Write out every record in full, exactly as written, please.
════
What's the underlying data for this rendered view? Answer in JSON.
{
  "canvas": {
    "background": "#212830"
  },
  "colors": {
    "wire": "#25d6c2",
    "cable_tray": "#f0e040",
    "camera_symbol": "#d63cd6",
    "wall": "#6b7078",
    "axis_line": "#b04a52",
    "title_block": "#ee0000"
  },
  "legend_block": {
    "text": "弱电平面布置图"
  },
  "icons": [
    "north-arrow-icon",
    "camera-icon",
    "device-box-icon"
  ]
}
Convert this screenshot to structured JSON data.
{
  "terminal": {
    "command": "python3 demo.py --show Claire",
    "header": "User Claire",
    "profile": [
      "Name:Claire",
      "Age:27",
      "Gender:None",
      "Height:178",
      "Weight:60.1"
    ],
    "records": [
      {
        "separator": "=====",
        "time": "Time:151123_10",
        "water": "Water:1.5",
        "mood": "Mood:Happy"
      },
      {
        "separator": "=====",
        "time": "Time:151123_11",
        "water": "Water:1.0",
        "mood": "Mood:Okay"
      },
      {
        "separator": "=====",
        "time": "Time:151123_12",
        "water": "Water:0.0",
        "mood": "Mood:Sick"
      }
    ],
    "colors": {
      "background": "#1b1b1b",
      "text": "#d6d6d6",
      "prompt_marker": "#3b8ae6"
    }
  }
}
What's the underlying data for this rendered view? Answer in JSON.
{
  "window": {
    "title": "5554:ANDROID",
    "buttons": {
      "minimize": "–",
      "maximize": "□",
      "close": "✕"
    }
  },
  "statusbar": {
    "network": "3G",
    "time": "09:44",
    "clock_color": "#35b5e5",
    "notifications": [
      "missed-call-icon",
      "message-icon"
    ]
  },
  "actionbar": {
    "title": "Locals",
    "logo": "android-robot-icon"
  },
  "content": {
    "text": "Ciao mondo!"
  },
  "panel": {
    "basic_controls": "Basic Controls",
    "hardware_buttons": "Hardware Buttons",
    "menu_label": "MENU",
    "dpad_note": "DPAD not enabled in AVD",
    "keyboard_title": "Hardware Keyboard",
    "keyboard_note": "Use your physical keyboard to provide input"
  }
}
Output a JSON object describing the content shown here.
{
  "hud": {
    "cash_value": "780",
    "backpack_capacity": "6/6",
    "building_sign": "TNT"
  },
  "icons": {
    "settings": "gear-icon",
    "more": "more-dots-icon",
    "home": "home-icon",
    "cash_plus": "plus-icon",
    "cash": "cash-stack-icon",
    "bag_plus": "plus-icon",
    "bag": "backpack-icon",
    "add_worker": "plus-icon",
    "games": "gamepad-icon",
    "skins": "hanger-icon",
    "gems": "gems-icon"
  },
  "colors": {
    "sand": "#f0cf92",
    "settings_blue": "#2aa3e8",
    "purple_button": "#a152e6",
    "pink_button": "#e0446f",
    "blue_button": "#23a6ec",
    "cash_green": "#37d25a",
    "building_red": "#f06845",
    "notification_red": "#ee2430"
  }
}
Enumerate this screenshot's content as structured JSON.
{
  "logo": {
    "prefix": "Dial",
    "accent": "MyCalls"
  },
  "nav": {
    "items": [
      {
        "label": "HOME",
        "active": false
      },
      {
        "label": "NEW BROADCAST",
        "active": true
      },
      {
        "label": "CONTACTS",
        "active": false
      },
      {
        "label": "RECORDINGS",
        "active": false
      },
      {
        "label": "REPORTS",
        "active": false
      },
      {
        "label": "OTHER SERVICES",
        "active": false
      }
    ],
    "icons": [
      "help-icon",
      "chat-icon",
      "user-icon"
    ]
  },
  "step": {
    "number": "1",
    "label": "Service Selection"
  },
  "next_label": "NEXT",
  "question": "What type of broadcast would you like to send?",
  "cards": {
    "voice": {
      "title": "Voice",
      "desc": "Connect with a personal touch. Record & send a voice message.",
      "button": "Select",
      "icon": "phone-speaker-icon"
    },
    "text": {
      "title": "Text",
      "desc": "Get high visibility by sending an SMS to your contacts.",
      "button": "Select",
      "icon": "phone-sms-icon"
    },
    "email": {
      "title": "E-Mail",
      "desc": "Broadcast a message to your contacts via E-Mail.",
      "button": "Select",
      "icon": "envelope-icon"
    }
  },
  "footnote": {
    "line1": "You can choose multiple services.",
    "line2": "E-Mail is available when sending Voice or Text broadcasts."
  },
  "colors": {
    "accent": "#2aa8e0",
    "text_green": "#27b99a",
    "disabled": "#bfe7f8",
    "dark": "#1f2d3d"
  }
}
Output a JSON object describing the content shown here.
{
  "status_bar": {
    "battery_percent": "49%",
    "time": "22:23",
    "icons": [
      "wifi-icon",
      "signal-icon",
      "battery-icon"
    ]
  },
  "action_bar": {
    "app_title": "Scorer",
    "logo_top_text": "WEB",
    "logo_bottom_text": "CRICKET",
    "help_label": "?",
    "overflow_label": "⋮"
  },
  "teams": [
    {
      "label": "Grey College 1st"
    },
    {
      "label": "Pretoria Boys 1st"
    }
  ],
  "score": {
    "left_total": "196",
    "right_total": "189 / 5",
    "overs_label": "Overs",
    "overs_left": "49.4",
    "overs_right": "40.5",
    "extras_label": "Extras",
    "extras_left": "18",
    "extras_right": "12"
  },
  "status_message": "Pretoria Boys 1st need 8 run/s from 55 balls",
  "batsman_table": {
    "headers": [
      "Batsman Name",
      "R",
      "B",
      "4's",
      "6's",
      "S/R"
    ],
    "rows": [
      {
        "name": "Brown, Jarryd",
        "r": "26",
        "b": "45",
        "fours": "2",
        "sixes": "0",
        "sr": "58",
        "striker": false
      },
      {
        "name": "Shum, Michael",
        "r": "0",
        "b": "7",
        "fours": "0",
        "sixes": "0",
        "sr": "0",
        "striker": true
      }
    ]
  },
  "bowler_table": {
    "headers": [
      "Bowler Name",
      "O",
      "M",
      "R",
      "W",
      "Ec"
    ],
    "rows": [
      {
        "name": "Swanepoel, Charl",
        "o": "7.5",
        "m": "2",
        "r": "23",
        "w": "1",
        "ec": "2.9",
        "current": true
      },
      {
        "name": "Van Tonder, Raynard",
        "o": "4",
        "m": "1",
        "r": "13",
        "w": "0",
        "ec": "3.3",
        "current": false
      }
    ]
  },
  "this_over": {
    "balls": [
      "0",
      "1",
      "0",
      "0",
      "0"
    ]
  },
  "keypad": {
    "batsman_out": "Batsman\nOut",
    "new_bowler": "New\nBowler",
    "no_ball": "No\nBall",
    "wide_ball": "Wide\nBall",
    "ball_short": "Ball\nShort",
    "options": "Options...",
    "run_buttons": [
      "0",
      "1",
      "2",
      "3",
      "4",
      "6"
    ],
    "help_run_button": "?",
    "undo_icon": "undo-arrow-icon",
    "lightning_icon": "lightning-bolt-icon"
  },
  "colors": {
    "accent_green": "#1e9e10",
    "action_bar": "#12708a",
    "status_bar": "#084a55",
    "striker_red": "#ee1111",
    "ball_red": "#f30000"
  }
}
════
» TASK ANSWER
What's the underlying data for this rendered view? Answer in JSON.
{
  "canvas": {
    "background": "#212830"
  },
  "colors": {
    "wire": "#25d6c2",
    "cable_tray": "#f0e040",
    "camera_symbol": "#d63cd6",
    "wall": "#6b7078",
    "axis_line": "#b04a52",
    "title_block": "#ee0000"
  },
  "legend_block": {
    "text": "弱电平面布置图"
  },
  "icons": [
    "north-arrow-icon",
    "camera-icon",
    "device-box-icon"
  ]
}
Convert this screenshot to structured JSON data.
{
  "terminal": {
    "command": "python3 demo.py --show Claire",
    "header": "User Claire",
    "profile": [
      "Name:Claire",
      "Age:27",
      "Gender:None",
      "Height:178",
      "Weight:60.1"
    ],
    "records": [
      {
        "separator": "=====",
        "time": "Time:151123_10",
        "water": "Water:1.5",
        "mood": "Mood:Happy"
      },
      {
        "separator": "=====",
        "time": "Time:151123_11",
        "water": "Water:1.0",
        "mood": "Mood:Okay"
      },
      {
        "separator": "=====",
        "time": "Time:151123_12",
        "water": "Water:0.0",
        "mood": "Mood:Sick"
      }
    ],
    "colors": {
      "background": "#1b1b1b",
      "text": "#d6d6d6",
      "prompt_marker": "#3b8ae6"
    }
  }
}
What's the underlying data for this rendered view? Answer in JSON.
{
  "window": {
    "title": "5554:ANDROID",
    "buttons": {
      "minimize": "–",
      "maximize": "□",
      "close": "✕"
    }
  },
  "statusbar": {
    "network": "3G",
    "time": "09:44",
    "clock_color": "#35b5e5",
    "notifications": [
      "missed-call-icon",
      "message-icon"
    ]
  },
  "actionbar": {
    "title": "Locals",
    "logo": "android-robot-icon"
  },
  "content": {
    "text": "Ciao mondo!"
  },
  "panel": {
    "basic_controls": "Basic Controls",
    "hardware_buttons": "Hardware Buttons",
    "menu_label": "MENU",
    "dpad_note": "DPAD not enabled in AVD",
    "keyboard_title": "Hardware Keyboard",
    "keyboard_note": "Use your physical keyboard to provide input"
  }
}
Output a JSON object describing the content shown here.
{
  "hud": {
    "cash_value": "780",
    "backpack_capacity": "6/6",
    "building_sign": "TNT"
  },
  "icons": {
    "settings": "gear-icon",
    "more": "more-dots-icon",
    "home": "home-icon",
    "cash_plus": "plus-icon",
    "cash": "cash-stack-icon",
    "bag_plus": "plus-icon",
    "bag": "backpack-icon",
    "add_worker": "plus-icon",
    "games": "gamepad-icon",
    "skins": "hanger-icon",
    "gems": "gems-icon"
  },
  "colors": {
    "sand": "#f0cf92",
    "settings_blue": "#2aa3e8",
    "purple_button": "#a152e6",
    "pink_button": "#e0446f",
    "blue_button": "#23a6ec",
    "cash_green": "#37d25a",
    "building_red": "#f06845",
    "notification_red": "#ee2430"
  }
}
Enumerate this screenshot's content as structured JSON.
{
  "logo": {
    "prefix": "Dial",
    "accent": "MyCalls"
  },
  "nav": {
    "items": [
      {
        "label": "HOME",
        "active": false
      },
      {
        "label": "NEW BROADCAST",
        "active": true
      },
      {
        "label": "CONTACTS",
        "active": false
      },
      {
        "label": "RECORDINGS",
        "active": false
      },
      {
        "label": "REPORTS",
        "active": false
      },
      {
        "label": "OTHER SERVICES",
        "active": false
      }
    ],
    "icons": [
      "help-icon",
      "chat-icon",
      "user-icon"
    ]
  },
  "step": {
    "number": "1",
    "label": "Service Selection"
  },
  "next_label": "NEXT",
  "question": "What type of broadcast would you like to send?",
  "cards": {
    "voice": {
      "title": "Voice",
      "desc": "Connect with a personal touch. Record & send a voice message.",
      "button": "Select",
      "icon": "phone-speaker-icon"
    },
    "text": {
      "title": "Text",
      "desc": "Get high visibility by sending an SMS to your contacts.",
      "button": "Select",
      "icon": "phone-sms-icon"
    },
    "email": {
      "title": "E-Mail",
      "desc": "Broadcast a message to your contacts via E-Mail.",
      "button": "Select",
      "icon": "envelope-icon"
    }
  },
  "footnote": {
    "line1": "You can choose multiple services.",
    "line2": "E-Mail is available when sending Voice or Text broadcasts."
  },
  "colors": {
    "accent": "#2aa8e0",
    "text_green": "#27b99a",
    "disabled": "#bfe7f8",
    "dark": "#1f2d3d"
  }
}
Output a JSON object describing the content shown here.
{
  "status_bar": {
    "battery_percent": "49%",
    "time": "22:23",
    "icons": [
      "wifi-icon",
      "signal-icon",
      "battery-icon"
    ]
  },
  "action_bar": {
    "app_title": "Scorer",
    "logo_top_text": "WEB",
    "logo_bottom_text": "CRICKET",
    "help_label": "?",
    "overflow_label": "⋮"
  },
  "teams": [
    {
      "label": "Grey College 1st"
    },
    {
      "label": "Pretoria Boys 1st"
    }
  ],
  "score": {
    "left_total": "196",
    "right_total": "189 / 5",
    "overs_label": "Overs",
    "overs_left": "49.4",
    "overs_right": "40.5",
    "extras_label": "Extras",
    "extras_left": "18",
    "extras_right": "12"
  },
  "status_message": "Pretoria Boys 1st need 8 run/s from 55 balls",
  "batsman_table": {
    "headers": [
      "Batsman Name",
      "R",
      "B",
      "4's",
      "6's",
      "S/R"
    ],
    "rows": [
      {
        "name": "Brown, Jarryd",
        "r": "26",
        "b": "45",
        "fours": "2",
        "sixes": "0",
        "sr": "58",
        "striker": false
      },
      {
        "name": "Shum, Michael",
        "r": "0",
        "b": "7",
        "fours": "0",
        "sixes": "0",
        "sr": "0",
        "striker": true
      }
    ]
  },
  "bowler_table": {
    "headers": [
      "Bowler Name",
      "O",
      "M",
      "R",
      "W",
      "Ec"
    ],
    "rows": [
      {
        "name": "Swanepoel, Charl",
        "o": "7.5",
        "m": "2",
        "r": "23",
        "w": "1",
        "ec": "2.9",
        "current": true
      },
      {
        "name": "Van Tonder, Raynard",
        "o": "4",
        "m": "1",
        "r": "13",
        "w": "0",
        "ec": "3.3",
        "current": false
      }
    ]
  },
  "this_over": {
    "balls": [
      "0",
      "1",
      "0",
      "0",
      "0"
    ]
  },
  "keypad": {
    "batsman_out": "Batsman\nOut",
    "new_bowler": "New\nBowler",
    "no_ball": "No\nBall",
    "wide_ball": "Wide\nBall",
    "ball_short": "Ball\nShort",
    "options": "Options...",
    "run_buttons": [
      "0",
      "1",
      "2",
      "3",
      "4",
      "6"
    ],
    "help_run_button": "?",
    "undo_icon": "undo-arrow-icon",
    "lightning_icon": "lightning-bolt-icon"
  },
  "colors": {
    "accent_green": "#1e9e10",
    "action_bar": "#12708a",
    "status_bar": "#084a55",
    "striker_red": "#ee1111",
    "ball_red": "#f30000"
  }
}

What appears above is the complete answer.